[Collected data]

┌──

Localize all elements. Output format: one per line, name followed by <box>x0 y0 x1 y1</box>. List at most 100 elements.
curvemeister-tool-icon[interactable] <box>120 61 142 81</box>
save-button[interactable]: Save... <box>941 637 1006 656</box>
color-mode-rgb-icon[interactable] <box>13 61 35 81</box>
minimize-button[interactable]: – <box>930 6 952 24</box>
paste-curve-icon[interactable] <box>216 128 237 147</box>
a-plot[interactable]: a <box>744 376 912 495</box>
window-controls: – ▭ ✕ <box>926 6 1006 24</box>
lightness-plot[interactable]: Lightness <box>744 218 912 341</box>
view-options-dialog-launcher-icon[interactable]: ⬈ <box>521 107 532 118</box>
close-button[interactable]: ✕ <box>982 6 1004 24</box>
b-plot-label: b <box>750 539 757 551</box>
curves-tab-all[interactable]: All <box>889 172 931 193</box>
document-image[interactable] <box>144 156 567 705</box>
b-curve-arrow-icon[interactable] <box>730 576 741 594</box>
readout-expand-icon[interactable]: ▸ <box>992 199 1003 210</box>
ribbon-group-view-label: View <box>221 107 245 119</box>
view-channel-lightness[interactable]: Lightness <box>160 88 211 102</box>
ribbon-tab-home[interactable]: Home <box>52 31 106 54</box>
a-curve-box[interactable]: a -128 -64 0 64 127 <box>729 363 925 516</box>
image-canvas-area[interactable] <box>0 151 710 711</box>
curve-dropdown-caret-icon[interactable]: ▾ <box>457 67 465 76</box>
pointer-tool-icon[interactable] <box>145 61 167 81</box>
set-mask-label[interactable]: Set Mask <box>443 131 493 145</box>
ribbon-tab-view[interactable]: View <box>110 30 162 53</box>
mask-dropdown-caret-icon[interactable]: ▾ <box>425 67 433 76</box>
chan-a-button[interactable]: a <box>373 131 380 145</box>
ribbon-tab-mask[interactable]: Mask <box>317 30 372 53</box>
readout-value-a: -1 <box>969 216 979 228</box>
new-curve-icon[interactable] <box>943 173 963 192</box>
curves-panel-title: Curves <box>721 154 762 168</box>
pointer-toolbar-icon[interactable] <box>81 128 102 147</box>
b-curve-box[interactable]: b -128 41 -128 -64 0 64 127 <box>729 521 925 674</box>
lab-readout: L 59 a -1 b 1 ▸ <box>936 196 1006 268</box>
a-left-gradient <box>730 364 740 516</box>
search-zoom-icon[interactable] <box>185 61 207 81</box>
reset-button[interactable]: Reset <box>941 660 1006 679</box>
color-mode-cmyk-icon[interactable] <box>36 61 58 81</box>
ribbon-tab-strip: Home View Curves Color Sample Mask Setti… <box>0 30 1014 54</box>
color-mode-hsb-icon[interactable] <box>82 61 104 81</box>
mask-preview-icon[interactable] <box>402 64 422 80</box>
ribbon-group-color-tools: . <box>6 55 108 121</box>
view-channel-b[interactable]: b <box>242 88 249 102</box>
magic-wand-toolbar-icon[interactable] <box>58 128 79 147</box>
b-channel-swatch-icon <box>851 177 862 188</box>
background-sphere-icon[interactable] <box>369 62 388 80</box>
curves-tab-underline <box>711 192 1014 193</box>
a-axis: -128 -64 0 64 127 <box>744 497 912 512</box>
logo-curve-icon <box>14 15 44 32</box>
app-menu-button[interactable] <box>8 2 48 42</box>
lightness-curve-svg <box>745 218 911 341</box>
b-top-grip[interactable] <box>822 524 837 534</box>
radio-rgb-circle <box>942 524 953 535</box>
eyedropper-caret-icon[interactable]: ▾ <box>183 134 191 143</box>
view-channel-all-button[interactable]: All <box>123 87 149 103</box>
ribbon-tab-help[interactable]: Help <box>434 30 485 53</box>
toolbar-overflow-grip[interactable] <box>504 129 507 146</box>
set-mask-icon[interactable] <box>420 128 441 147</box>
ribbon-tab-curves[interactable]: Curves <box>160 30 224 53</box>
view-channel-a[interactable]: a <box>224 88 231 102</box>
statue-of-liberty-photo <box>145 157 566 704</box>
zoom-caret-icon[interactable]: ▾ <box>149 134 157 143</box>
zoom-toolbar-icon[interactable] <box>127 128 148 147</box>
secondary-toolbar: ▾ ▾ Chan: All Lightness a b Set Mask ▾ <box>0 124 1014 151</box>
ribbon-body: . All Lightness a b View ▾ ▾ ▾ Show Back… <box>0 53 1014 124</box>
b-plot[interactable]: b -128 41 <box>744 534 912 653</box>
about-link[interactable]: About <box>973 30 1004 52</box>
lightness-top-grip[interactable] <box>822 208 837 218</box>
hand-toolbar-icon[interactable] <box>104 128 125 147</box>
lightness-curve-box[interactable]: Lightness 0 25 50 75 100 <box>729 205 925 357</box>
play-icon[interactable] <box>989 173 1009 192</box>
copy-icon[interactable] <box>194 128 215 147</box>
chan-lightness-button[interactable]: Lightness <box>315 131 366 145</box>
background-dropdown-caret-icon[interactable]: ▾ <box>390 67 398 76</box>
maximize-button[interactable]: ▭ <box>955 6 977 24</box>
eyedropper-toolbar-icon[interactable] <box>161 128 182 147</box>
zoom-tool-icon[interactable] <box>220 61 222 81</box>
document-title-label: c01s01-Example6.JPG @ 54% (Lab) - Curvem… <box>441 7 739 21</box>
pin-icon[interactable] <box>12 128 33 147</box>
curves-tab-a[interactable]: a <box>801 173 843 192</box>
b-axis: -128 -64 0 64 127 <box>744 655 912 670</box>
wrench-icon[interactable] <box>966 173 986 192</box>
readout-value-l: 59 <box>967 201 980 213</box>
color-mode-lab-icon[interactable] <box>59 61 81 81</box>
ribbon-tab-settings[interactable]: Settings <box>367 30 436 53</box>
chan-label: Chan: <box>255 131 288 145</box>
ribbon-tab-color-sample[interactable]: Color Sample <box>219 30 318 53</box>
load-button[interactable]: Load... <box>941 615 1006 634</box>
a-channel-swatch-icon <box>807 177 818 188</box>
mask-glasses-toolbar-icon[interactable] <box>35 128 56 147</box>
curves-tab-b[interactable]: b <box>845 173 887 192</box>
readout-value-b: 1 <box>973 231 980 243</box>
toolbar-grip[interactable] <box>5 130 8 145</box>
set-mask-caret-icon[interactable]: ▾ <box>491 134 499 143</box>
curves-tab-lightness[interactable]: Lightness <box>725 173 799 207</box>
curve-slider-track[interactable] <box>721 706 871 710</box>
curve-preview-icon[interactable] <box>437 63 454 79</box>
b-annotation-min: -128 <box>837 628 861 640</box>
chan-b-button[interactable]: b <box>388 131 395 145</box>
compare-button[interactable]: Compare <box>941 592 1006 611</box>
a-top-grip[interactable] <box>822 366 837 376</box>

└──

→ **Written request**
Please repeat all of the lines above word for word.

→ **Response to the exercise**
Localize all elements. Output format: one per line, name followed by <box>x0 y0 x1 y1</box>. List at most 100 elements.
curvemeister-tool-icon[interactable] <box>120 61 142 81</box>
save-button[interactable]: Save... <box>941 637 1006 656</box>
color-mode-rgb-icon[interactable] <box>13 61 35 81</box>
minimize-button[interactable]: – <box>930 6 952 24</box>
paste-curve-icon[interactable] <box>216 128 237 147</box>
a-plot[interactable]: a <box>744 376 912 495</box>
window-controls: – ▭ ✕ <box>926 6 1006 24</box>
lightness-plot[interactable]: Lightness <box>744 218 912 341</box>
view-options-dialog-launcher-icon[interactable]: ⬈ <box>521 107 532 118</box>
close-button[interactable]: ✕ <box>982 6 1004 24</box>
b-plot-label: b <box>750 539 757 551</box>
curves-tab-all[interactable]: All <box>889 172 931 193</box>
document-image[interactable] <box>144 156 567 705</box>
b-curve-arrow-icon[interactable] <box>730 576 741 594</box>
readout-expand-icon[interactable]: ▸ <box>992 199 1003 210</box>
ribbon-group-view-label: View <box>221 107 245 119</box>
view-channel-lightness[interactable]: Lightness <box>160 88 211 102</box>
ribbon-tab-home[interactable]: Home <box>52 31 106 54</box>
a-curve-box[interactable]: a -128 -64 0 64 127 <box>729 363 925 516</box>
image-canvas-area[interactable] <box>0 151 710 711</box>
curve-dropdown-caret-icon[interactable]: ▾ <box>457 67 465 76</box>
pointer-tool-icon[interactable] <box>145 61 167 81</box>
set-mask-label[interactable]: Set Mask <box>443 131 493 145</box>
ribbon-tab-view[interactable]: View <box>110 30 162 53</box>
mask-dropdown-caret-icon[interactable]: ▾ <box>425 67 433 76</box>
chan-a-button[interactable]: a <box>373 131 380 145</box>
ribbon-tab-mask[interactable]: Mask <box>317 30 372 53</box>
readout-value-a: -1 <box>969 216 979 228</box>
new-curve-icon[interactable] <box>943 173 963 192</box>
curves-panel-title: Curves <box>721 154 762 168</box>
pointer-toolbar-icon[interactable] <box>81 128 102 147</box>
b-curve-box[interactable]: b -128 41 -128 -64 0 64 127 <box>729 521 925 674</box>
lab-readout: L 59 a -1 b 1 ▸ <box>936 196 1006 268</box>
a-left-gradient <box>730 364 740 516</box>
search-zoom-icon[interactable] <box>185 61 207 81</box>
reset-button[interactable]: Reset <box>941 660 1006 679</box>
color-mode-cmyk-icon[interactable] <box>36 61 58 81</box>
ribbon-tab-strip: Home View Curves Color Sample Mask Setti… <box>0 30 1014 54</box>
color-mode-hsb-icon[interactable] <box>82 61 104 81</box>
mask-preview-icon[interactable] <box>402 64 422 80</box>
ribbon-group-color-tools: . <box>6 55 108 121</box>
view-channel-b[interactable]: b <box>242 88 249 102</box>
magic-wand-toolbar-icon[interactable] <box>58 128 79 147</box>
b-channel-swatch-icon <box>851 177 862 188</box>
background-sphere-icon[interactable] <box>369 62 388 80</box>
curves-tab-underline <box>711 192 1014 193</box>
a-axis: -128 -64 0 64 127 <box>744 497 912 512</box>
logo-curve-icon <box>14 15 44 32</box>
app-menu-button[interactable] <box>8 2 48 42</box>
lightness-curve-svg <box>745 218 911 341</box>
b-top-grip[interactable] <box>822 524 837 534</box>
radio-rgb-circle <box>942 524 953 535</box>
eyedropper-caret-icon[interactable]: ▾ <box>183 134 191 143</box>
view-channel-all-button[interactable]: All <box>123 87 149 103</box>
ribbon-tab-help[interactable]: Help <box>434 30 485 53</box>
toolbar-overflow-grip[interactable] <box>504 129 507 146</box>
set-mask-icon[interactable] <box>420 128 441 147</box>
ribbon-tab-curves[interactable]: Curves <box>160 30 224 53</box>
view-channel-a[interactable]: a <box>224 88 231 102</box>
statue-of-liberty-photo <box>145 157 566 704</box>
zoom-caret-icon[interactable]: ▾ <box>149 134 157 143</box>
zoom-toolbar-icon[interactable] <box>127 128 148 147</box>
secondary-toolbar: ▾ ▾ Chan: All Lightness a b Set Mask ▾ <box>0 124 1014 151</box>
ribbon-body: . All Lightness a b View ▾ ▾ ▾ Show Back… <box>0 53 1014 124</box>
b-plot[interactable]: b -128 41 <box>744 534 912 653</box>
about-link[interactable]: About <box>973 30 1004 52</box>
lightness-top-grip[interactable] <box>822 208 837 218</box>
hand-toolbar-icon[interactable] <box>104 128 125 147</box>
lightness-curve-box[interactable]: Lightness 0 25 50 75 100 <box>729 205 925 357</box>
play-icon[interactable] <box>989 173 1009 192</box>
copy-icon[interactable] <box>194 128 215 147</box>
chan-lightness-button[interactable]: Lightness <box>315 131 366 145</box>
background-dropdown-caret-icon[interactable]: ▾ <box>390 67 398 76</box>
maximize-button[interactable]: ▭ <box>955 6 977 24</box>
eyedropper-toolbar-icon[interactable] <box>161 128 182 147</box>
zoom-tool-icon[interactable] <box>220 61 222 81</box>
document-title-label: c01s01-Example6.JPG @ 54% (Lab) - Curvem… <box>441 7 739 21</box>
pin-icon[interactable] <box>12 128 33 147</box>
curves-tab-a[interactable]: a <box>801 173 843 192</box>
b-axis: -128 -64 0 64 127 <box>744 655 912 670</box>
wrench-icon[interactable] <box>966 173 986 192</box>
readout-value-l: 59 <box>967 201 980 213</box>
color-mode-lab-icon[interactable] <box>59 61 81 81</box>
ribbon-tab-settings[interactable]: Settings <box>367 30 436 53</box>
chan-label: Chan: <box>255 131 288 145</box>
ribbon-tab-color-sample[interactable]: Color Sample <box>219 30 318 53</box>
load-button[interactable]: Load... <box>941 615 1006 634</box>
a-channel-swatch-icon <box>807 177 818 188</box>
mask-glasses-toolbar-icon[interactable] <box>35 128 56 147</box>
curves-tab-b[interactable]: b <box>845 173 887 192</box>
readout-value-b: 1 <box>973 231 980 243</box>
toolbar-grip[interactable] <box>5 130 8 145</box>
set-mask-caret-icon[interactable]: ▾ <box>491 134 499 143</box>
curves-tab-lightness[interactable]: Lightness <box>725 173 799 207</box>
curve-slider-track[interactable] <box>721 706 871 710</box>
curve-preview-icon[interactable] <box>437 63 454 79</box>
b-annotation-min: -128 <box>837 628 861 640</box>
chan-b-button[interactable]: b <box>388 131 395 145</box>
compare-button[interactable]: Compare <box>941 592 1006 611</box>
a-top-grip[interactable] <box>822 366 837 376</box>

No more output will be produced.